REQUIREMENTS.
Your task is to copy the material exactly.

◇ ◇ ◇

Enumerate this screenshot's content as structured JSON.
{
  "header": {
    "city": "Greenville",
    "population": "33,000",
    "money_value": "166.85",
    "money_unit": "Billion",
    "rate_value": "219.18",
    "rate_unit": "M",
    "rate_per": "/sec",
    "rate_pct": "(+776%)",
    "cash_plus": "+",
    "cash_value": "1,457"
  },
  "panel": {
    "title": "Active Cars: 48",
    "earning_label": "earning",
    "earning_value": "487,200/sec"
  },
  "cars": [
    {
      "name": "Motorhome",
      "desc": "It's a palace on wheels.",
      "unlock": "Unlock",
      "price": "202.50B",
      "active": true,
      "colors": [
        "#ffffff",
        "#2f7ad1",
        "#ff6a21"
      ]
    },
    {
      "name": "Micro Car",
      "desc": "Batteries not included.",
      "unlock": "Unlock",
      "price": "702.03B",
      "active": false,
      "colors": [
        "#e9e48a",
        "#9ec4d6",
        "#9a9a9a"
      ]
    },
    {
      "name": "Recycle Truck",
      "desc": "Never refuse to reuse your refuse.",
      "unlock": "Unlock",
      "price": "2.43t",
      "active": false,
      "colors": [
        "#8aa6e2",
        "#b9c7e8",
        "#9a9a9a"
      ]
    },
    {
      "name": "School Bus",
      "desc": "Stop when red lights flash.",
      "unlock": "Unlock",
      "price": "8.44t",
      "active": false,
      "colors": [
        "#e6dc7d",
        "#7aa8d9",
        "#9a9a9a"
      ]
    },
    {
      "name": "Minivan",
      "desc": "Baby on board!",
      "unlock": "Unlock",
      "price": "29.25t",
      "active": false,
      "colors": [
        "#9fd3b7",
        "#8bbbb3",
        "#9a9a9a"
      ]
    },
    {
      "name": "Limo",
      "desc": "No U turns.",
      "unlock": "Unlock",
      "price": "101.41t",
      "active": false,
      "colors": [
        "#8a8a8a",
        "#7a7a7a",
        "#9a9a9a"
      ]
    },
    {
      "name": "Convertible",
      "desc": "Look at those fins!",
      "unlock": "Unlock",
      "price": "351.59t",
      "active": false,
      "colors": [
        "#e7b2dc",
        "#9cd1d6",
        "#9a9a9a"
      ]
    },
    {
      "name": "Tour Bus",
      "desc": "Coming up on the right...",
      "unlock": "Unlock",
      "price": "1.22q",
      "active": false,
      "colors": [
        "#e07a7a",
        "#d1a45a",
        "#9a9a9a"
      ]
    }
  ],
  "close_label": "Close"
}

◇ ◇ ◇

OUTPUT OF THE EXERCISE.
Enumerate this screenshot's content as structured JSON.
{
  "header": {
    "city": "Greenville",
    "population": "33,000",
    "money_value": "166.85",
    "money_unit": "Billion",
    "rate_value": "219.18",
    "rate_unit": "M",
    "rate_per": "/sec",
    "rate_pct": "(+776%)",
    "cash_plus": "+",
    "cash_value": "1,457"
  },
  "panel": {
    "title": "Active Cars: 48",
    "earning_label": "earning",
    "earning_value": "487,200/sec"
  },
  "cars": [
    {
      "name": "Motorhome",
      "desc": "It's a palace on wheels.",
      "unlock": "Unlock",
      "price": "202.50B",
      "active": true,
      "colors": [
        "#ffffff",
        "#2f7ad1",
        "#ff6a21"
      ]
    },
    {
      "name": "Micro Car",
      "desc": "Batteries not included.",
      "unlock": "Unlock",
      "price": "702.03B",
      "active": false,
      "colors": [
        "#e9e48a",
        "#9ec4d6",
        "#9a9a9a"
      ]
    },
    {
      "name": "Recycle Truck",
      "desc": "Never refuse to reuse your refuse.",
      "unlock": "Unlock",
      "price": "2.43t",
      "active": false,
      "colors": [
        "#8aa6e2",
        "#b9c7e8",
        "#9a9a9a"
      ]
    },
    {
      "name": "School Bus",
      "desc": "Stop when red lights flash.",
      "unlock": "Unlock",
      "price": "8.44t",
      "active": false,
      "colors": [
        "#e6dc7d",
        "#7aa8d9",
        "#9a9a9a"
      ]
    },
    {
      "name": "Minivan",
      "desc": "Baby on board!",
      "unlock": "Unlock",
      "price": "29.25t",
      "active": false,
      "colors": [
        "#9fd3b7",
        "#8bbbb3",
        "#9a9a9a"
      ]
    },
    {
      "name": "Limo",
      "desc": "No U turns.",
      "unlock": "Unlock",
      "price": "101.41t",
      "active": false,
      "colors": [
        "#8a8a8a",
        "#7a7a7a",
        "#9a9a9a"
      ]
    },
    {
      "name": "Convertible",
      "desc": "Look at those fins!",
      "unlock": "Unlock",
      "price": "351.59t",
      "active": false,
      "colors": [
        "#e7b2dc",
        "#9cd1d6",
        "#9a9a9a"
      ]
    },
    {
      "name": "Tour Bus",
      "desc": "Coming up on the right...",
      "unlock": "Unlock",
      "price": "1.22q",
      "active": false,
      "colors": [
        "#e07a7a",
        "#d1a45a",
        "#9a9a9a"
      ]
    }
  ],
  "close_label": "Close"
}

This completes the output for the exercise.